■ Task material:
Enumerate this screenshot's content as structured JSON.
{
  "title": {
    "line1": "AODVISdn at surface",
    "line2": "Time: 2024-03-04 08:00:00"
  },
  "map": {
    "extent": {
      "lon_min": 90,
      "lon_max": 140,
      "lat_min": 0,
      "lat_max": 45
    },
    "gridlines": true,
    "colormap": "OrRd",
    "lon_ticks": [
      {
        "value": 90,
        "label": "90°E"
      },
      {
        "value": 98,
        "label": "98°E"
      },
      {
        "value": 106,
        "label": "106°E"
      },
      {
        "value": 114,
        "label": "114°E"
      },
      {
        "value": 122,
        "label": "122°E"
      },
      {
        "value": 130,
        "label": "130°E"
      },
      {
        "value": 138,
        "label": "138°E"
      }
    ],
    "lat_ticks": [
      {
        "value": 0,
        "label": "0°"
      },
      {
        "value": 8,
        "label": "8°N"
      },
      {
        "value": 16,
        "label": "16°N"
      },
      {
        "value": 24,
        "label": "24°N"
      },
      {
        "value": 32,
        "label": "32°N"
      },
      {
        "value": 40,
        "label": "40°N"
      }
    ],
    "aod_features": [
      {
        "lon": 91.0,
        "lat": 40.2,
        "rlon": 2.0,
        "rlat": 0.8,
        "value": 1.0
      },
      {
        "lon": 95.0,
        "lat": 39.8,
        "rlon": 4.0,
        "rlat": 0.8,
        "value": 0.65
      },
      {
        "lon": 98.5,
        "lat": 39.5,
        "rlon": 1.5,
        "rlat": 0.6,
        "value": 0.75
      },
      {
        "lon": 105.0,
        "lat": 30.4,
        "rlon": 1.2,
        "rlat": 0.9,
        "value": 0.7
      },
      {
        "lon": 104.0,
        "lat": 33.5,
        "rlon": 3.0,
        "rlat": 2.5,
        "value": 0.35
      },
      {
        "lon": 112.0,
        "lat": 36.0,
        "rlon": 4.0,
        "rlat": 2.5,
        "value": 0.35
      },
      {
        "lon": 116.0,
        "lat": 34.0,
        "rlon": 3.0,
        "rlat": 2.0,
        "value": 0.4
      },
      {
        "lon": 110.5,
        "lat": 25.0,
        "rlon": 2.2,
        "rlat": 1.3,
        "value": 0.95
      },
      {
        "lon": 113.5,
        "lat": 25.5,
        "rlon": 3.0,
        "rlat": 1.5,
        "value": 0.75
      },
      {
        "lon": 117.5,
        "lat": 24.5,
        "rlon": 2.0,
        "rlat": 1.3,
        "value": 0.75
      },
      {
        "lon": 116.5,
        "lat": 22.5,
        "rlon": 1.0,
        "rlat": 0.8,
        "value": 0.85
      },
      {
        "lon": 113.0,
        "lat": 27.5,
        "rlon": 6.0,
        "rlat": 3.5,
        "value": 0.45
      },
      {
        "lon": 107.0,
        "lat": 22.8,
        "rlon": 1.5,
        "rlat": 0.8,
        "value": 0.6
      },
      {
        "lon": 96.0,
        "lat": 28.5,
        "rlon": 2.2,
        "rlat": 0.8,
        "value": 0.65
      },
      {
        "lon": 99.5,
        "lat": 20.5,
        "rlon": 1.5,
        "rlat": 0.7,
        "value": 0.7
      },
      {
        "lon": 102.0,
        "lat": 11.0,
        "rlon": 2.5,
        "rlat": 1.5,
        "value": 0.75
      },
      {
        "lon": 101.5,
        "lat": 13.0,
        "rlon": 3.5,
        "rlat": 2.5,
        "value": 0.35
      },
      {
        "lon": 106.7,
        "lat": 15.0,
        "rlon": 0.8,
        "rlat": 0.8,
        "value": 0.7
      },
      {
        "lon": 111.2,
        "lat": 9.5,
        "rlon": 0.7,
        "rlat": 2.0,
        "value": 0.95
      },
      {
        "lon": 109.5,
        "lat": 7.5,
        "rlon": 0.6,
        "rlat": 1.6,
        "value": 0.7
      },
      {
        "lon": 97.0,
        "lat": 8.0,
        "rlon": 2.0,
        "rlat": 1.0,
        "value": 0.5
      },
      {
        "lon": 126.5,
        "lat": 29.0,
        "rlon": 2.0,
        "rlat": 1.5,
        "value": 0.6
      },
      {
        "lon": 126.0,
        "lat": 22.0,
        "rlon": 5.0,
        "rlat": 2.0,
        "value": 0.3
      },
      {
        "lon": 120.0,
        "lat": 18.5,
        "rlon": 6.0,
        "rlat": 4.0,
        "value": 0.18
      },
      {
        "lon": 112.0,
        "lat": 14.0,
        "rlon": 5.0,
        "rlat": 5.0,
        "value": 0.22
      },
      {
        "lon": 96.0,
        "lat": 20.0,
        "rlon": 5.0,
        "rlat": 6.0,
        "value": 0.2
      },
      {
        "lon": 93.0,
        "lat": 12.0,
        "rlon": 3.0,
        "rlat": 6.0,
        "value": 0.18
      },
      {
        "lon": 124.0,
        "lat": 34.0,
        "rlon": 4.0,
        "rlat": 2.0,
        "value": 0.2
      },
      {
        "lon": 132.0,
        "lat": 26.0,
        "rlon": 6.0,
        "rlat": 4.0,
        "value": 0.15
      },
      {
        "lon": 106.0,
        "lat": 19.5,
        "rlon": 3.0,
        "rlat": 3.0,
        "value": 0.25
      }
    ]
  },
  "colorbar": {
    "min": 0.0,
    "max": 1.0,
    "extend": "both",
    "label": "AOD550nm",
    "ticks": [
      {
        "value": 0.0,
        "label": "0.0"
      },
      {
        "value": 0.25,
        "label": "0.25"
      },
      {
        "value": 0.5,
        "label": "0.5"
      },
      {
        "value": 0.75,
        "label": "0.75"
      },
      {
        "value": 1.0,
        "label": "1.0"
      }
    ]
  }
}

■ Task requirements: Give the entries once more, exactly as they appear.

■ Solution below:
Enumerate this screenshot's content as structured JSON.
{
  "title": {
    "line1": "AODVISdn at surface",
    "line2": "Time: 2024-03-04 08:00:00"
  },
  "map": {
    "extent": {
      "lon_min": 90,
      "lon_max": 140,
      "lat_min": 0,
      "lat_max": 45
    },
    "gridlines": true,
    "colormap": "OrRd",
    "lon_ticks": [
      {
        "value": 90,
        "label": "90°E"
      },
      {
        "value": 98,
        "label": "98°E"
      },
      {
        "value": 106,
        "label": "106°E"
      },
      {
        "value": 114,
        "label": "114°E"
      },
      {
        "value": 122,
        "label": "122°E"
      },
      {
        "value": 130,
        "label": "130°E"
      },
      {
        "value": 138,
        "label": "138°E"
      }
    ],
    "lat_ticks": [
      {
        "value": 0,
        "label": "0°"
      },
      {
        "value": 8,
        "label": "8°N"
      },
      {
        "value": 16,
        "label": "16°N"
      },
      {
        "value": 24,
        "label": "24°N"
      },
      {
        "value": 32,
        "label": "32°N"
      },
      {
        "value": 40,
        "label": "40°N"
      }
    ],
    "aod_features": [
      {
        "lon": 91.0,
        "lat": 40.2,
        "rlon": 2.0,
        "rlat": 0.8,
        "value": 1.0
      },
      {
        "lon": 95.0,
        "lat": 39.8,
        "rlon": 4.0,
        "rlat": 0.8,
        "value": 0.65
      },
      {
        "lon": 98.5,
        "lat": 39.5,
        "rlon": 1.5,
        "rlat": 0.6,
        "value": 0.75
      },
      {
        "lon": 105.0,
        "lat": 30.4,
        "rlon": 1.2,
        "rlat": 0.9,
        "value": 0.7
      },
      {
        "lon": 104.0,
        "lat": 33.5,
        "rlon": 3.0,
        "rlat": 2.5,
        "value": 0.35
      },
      {
        "lon": 112.0,
        "lat": 36.0,
        "rlon": 4.0,
        "rlat": 2.5,
        "value": 0.35
      },
      {
        "lon": 116.0,
        "lat": 34.0,
        "rlon": 3.0,
        "rlat": 2.0,
        "value": 0.4
      },
      {
        "lon": 110.5,
        "lat": 25.0,
        "rlon": 2.2,
        "rlat": 1.3,
        "value": 0.95
      },
      {
        "lon": 113.5,
        "lat": 25.5,
        "rlon": 3.0,
        "rlat": 1.5,
        "value": 0.75
      },
      {
        "lon": 117.5,
        "lat": 24.5,
        "rlon": 2.0,
        "rlat": 1.3,
        "value": 0.75
      },
      {
        "lon": 116.5,
        "lat": 22.5,
        "rlon": 1.0,
        "rlat": 0.8,
        "value": 0.85
      },
      {
        "lon": 113.0,
        "lat": 27.5,
        "rlon": 6.0,
        "rlat": 3.5,
        "value": 0.45
      },
      {
        "lon": 107.0,
        "lat": 22.8,
        "rlon": 1.5,
        "rlat": 0.8,
        "value": 0.6
      },
      {
        "lon": 96.0,
        "lat": 28.5,
        "rlon": 2.2,
        "rlat": 0.8,
        "value": 0.65
      },
      {
        "lon": 99.5,
        "lat": 20.5,
        "rlon": 1.5,
        "rlat": 0.7,
        "value": 0.7
      },
      {
        "lon": 102.0,
        "lat": 11.0,
        "rlon": 2.5,
        "rlat": 1.5,
        "value": 0.75
      },
      {
        "lon": 101.5,
        "lat": 13.0,
        "rlon": 3.5,
        "rlat": 2.5,
        "value": 0.35
      },
      {
        "lon": 106.7,
        "lat": 15.0,
        "rlon": 0.8,
        "rlat": 0.8,
        "value": 0.7
      },
      {
        "lon": 111.2,
        "lat": 9.5,
        "rlon": 0.7,
        "rlat": 2.0,
        "value": 0.95
      },
      {
        "lon": 109.5,
        "lat": 7.5,
        "rlon": 0.6,
        "rlat": 1.6,
        "value": 0.7
      },
      {
        "lon": 97.0,
        "lat": 8.0,
        "rlon": 2.0,
        "rlat": 1.0,
        "value": 0.5
      },
      {
        "lon": 126.5,
        "lat": 29.0,
        "rlon": 2.0,
        "rlat": 1.5,
        "value": 0.6
      },
      {
        "lon": 126.0,
        "lat": 22.0,
        "rlon": 5.0,
        "rlat": 2.0,
        "value": 0.3
      },
      {
        "lon": 120.0,
        "lat": 18.5,
        "rlon": 6.0,
        "rlat": 4.0,
        "value": 0.18
      },
      {
        "lon": 112.0,
        "lat": 14.0,
        "rlon": 5.0,
        "rlat": 5.0,
        "value": 0.22
      },
      {
        "lon": 96.0,
        "lat": 20.0,
        "rlon": 5.0,
        "rlat": 6.0,
        "value": 0.2
      },
      {
        "lon": 93.0,
        "lat": 12.0,
        "rlon": 3.0,
        "rlat": 6.0,
        "value": 0.18
      },
      {
        "lon": 124.0,
        "lat": 34.0,
        "rlon": 4.0,
        "rlat": 2.0,
        "value": 0.2
      },
      {
        "lon": 132.0,
        "lat": 26.0,
        "rlon": 6.0,
        "rlat": 4.0,
        "value": 0.15
      },
      {
        "lon": 106.0,
        "lat": 19.5,
        "rlon": 3.0,
        "rlat": 3.0,
        "value": 0.25
      }
    ]
  },
  "colorbar": {
    "min": 0.0,
    "max": 1.0,
    "extend": "both",
    "label": "AOD550nm",
    "ticks": [
      {
        "value": 0.0,
        "label": "0.0"
      },
      {
        "value": 0.25,
        "label": "0.25"
      },
      {
        "value": 0.5,
        "label": "0.5"
      },
      {
        "value": 0.75,
        "label": "0.75"
      },
      {
        "value": 1.0,
        "label": "1.0"
      }
    ]
  }
}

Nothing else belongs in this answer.